GOAL: From the listing below, select every line where the word "Ritieni" appears.

-------------------------

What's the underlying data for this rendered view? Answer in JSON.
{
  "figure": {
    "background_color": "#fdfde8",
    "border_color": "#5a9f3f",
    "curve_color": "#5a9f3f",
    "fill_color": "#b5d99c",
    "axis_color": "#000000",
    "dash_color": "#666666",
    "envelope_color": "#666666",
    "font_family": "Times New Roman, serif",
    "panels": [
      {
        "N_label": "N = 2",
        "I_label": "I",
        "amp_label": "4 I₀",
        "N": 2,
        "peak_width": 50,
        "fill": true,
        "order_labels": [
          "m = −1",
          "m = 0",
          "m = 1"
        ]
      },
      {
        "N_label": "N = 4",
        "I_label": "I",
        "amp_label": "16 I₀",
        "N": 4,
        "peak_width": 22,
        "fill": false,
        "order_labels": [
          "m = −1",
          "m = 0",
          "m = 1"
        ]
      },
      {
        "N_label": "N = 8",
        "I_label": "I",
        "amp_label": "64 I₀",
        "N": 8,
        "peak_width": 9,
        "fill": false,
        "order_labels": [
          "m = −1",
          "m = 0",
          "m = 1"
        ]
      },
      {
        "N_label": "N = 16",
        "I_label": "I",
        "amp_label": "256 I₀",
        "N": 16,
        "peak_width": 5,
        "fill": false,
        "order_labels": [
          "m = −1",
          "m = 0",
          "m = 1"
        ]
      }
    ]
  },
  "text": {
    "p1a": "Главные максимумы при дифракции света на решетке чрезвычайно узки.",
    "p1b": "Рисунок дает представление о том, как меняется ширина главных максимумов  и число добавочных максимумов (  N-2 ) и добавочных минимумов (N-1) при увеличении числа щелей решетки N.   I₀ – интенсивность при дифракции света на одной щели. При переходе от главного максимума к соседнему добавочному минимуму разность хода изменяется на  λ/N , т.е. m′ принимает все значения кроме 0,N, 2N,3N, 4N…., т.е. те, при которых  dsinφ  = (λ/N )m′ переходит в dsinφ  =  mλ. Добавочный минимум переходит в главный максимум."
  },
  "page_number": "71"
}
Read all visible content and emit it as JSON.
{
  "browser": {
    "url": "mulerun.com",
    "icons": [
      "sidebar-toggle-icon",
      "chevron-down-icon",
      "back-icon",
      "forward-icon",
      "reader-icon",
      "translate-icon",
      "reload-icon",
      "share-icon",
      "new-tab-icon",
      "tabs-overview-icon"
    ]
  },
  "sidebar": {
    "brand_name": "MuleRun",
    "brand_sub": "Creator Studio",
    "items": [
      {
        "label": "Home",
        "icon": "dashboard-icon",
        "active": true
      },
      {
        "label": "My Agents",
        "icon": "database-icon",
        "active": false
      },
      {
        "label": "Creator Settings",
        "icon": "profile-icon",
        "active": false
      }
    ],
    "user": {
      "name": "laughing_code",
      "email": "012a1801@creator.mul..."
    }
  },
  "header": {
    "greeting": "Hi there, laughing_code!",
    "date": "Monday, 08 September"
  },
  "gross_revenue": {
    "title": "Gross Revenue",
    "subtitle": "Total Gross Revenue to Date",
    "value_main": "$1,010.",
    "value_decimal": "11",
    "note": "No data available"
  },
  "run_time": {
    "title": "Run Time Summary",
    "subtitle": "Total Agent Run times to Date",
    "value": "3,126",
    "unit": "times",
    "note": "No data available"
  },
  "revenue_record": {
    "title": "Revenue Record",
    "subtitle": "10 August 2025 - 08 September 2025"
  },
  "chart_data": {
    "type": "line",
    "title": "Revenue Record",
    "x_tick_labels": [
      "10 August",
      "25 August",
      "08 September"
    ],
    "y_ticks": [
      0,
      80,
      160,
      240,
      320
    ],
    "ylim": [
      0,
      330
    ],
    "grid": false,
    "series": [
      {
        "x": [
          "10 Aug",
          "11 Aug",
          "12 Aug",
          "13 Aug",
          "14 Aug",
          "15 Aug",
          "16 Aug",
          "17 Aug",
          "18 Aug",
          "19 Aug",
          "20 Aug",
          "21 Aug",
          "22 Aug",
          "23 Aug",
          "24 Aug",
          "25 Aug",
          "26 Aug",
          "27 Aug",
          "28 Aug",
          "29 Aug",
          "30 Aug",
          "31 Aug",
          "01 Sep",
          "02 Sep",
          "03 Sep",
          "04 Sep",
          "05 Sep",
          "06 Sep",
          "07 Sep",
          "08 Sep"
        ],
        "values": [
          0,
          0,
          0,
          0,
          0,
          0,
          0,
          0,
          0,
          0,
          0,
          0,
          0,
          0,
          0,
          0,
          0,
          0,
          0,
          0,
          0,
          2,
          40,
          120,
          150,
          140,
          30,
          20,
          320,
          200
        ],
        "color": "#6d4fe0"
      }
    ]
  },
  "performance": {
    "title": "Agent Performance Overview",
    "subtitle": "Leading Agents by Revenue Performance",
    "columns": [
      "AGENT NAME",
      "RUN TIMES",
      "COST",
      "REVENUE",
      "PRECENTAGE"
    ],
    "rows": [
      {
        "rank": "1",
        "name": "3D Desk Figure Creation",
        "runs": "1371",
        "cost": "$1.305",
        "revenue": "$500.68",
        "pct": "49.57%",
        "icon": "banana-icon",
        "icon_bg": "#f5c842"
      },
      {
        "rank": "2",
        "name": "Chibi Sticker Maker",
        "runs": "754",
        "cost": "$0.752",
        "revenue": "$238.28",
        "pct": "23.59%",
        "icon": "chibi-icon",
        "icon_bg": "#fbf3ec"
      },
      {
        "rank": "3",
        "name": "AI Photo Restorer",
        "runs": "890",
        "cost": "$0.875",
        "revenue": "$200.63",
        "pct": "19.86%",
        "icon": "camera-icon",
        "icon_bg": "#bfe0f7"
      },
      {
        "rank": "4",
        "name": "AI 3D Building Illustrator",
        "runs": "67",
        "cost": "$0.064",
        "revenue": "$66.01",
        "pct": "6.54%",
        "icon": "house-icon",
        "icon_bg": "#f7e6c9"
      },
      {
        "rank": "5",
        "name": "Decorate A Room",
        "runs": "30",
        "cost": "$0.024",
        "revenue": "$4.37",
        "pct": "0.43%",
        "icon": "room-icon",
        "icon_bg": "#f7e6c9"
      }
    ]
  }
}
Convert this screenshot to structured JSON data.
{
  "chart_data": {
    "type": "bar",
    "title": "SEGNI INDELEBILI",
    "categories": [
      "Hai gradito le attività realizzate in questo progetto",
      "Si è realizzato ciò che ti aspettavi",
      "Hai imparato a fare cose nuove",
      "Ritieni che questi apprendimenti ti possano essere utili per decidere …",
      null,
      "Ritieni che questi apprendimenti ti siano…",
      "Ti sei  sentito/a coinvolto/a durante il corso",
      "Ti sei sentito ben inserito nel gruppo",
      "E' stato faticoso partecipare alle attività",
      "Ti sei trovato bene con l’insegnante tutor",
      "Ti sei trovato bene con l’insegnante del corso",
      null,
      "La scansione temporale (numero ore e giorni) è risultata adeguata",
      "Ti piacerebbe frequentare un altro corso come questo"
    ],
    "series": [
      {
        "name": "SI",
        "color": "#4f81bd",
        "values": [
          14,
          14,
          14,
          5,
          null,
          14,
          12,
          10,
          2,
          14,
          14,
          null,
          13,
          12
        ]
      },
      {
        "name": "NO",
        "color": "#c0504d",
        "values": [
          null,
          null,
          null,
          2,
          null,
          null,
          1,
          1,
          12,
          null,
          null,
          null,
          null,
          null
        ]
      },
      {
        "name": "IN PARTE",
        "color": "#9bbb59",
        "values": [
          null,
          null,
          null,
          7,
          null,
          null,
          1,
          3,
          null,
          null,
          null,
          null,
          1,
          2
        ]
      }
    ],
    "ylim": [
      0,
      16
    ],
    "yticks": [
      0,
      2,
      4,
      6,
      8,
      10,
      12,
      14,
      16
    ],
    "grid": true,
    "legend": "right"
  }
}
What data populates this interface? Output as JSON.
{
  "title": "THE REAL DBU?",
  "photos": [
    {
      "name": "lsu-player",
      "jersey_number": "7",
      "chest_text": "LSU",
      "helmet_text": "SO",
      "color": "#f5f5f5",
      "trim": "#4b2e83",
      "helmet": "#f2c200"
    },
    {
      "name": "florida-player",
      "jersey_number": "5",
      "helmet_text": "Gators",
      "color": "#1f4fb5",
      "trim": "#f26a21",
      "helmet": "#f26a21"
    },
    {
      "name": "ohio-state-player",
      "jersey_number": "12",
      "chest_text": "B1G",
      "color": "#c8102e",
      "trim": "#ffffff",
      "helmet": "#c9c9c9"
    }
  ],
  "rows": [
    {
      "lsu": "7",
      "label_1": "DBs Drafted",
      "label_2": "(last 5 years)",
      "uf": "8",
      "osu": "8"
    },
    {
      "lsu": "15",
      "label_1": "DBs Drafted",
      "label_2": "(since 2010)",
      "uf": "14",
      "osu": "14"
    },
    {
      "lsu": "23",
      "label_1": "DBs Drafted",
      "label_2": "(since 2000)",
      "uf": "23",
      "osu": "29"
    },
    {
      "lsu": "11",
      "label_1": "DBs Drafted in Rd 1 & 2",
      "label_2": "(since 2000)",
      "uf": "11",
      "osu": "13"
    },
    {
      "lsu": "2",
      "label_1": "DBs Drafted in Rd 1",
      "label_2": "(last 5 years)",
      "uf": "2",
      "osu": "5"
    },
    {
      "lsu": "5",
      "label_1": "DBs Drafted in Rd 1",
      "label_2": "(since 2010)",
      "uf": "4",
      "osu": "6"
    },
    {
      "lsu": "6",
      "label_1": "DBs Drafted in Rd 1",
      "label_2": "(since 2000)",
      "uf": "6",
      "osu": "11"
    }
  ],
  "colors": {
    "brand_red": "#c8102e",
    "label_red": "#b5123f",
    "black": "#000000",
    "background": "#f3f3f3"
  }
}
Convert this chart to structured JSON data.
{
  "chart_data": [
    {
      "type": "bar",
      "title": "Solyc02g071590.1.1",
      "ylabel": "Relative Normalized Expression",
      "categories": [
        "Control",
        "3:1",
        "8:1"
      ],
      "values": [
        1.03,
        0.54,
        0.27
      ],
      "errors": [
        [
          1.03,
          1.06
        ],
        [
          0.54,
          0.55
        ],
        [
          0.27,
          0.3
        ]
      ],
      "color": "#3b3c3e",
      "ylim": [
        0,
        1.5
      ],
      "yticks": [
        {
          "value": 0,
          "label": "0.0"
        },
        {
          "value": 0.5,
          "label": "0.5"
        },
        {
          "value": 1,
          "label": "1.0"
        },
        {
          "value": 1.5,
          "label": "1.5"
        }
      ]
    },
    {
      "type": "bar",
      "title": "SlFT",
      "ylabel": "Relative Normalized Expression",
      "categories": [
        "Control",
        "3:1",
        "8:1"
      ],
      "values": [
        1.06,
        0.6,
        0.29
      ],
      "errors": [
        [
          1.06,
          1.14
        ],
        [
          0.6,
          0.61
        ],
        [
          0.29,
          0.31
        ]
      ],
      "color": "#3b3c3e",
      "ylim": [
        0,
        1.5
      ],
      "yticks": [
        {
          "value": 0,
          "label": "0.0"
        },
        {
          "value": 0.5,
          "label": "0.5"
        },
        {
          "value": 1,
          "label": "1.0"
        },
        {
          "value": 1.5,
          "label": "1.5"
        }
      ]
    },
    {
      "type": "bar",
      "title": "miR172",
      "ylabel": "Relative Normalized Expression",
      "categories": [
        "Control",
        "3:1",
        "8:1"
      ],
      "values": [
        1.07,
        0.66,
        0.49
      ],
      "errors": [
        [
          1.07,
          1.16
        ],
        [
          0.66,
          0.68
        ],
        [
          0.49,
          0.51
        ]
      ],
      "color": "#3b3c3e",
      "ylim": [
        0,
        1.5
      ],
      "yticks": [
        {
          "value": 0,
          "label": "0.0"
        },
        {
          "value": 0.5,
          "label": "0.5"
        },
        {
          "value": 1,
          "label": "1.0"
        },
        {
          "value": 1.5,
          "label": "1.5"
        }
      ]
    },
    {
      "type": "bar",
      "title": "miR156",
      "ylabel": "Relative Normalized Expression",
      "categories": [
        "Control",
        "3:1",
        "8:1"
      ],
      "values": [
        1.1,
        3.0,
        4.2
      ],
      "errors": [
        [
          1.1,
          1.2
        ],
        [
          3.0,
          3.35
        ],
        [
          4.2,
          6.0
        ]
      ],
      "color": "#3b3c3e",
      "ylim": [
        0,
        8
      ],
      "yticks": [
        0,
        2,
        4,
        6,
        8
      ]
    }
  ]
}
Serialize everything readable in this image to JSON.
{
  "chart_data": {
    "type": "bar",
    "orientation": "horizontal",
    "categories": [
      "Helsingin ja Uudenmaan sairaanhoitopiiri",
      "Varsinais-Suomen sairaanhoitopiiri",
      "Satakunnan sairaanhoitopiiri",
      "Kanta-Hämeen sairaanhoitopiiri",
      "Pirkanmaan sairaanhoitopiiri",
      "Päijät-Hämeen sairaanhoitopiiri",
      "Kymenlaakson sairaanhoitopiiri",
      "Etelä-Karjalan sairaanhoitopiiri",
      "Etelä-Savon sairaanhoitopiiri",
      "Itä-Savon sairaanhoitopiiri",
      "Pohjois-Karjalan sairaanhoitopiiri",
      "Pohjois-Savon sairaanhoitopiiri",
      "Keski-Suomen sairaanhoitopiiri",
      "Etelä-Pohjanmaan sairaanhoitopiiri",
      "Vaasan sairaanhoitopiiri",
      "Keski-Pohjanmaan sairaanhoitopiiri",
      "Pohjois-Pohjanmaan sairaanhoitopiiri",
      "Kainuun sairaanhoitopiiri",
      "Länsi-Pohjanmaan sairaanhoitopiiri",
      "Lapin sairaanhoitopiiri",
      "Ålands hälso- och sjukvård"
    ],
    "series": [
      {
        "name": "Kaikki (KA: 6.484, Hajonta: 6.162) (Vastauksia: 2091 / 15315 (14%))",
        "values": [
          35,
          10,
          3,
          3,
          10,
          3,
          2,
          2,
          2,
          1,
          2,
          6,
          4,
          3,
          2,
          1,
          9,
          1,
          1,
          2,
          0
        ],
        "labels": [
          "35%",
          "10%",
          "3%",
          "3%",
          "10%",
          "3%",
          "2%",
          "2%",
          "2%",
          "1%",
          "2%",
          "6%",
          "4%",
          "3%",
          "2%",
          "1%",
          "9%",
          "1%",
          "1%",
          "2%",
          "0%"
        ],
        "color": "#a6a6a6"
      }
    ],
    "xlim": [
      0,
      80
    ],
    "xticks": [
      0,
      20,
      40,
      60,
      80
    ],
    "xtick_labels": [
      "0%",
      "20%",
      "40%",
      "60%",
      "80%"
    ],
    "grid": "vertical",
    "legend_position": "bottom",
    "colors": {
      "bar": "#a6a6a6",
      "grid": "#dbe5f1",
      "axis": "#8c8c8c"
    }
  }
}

-------------------------

SOLUTION BELOW:
      "Ritieni che questi apprendimenti ti possano essere utili per decidere …",
      "Ritieni che questi apprendimenti ti siano…",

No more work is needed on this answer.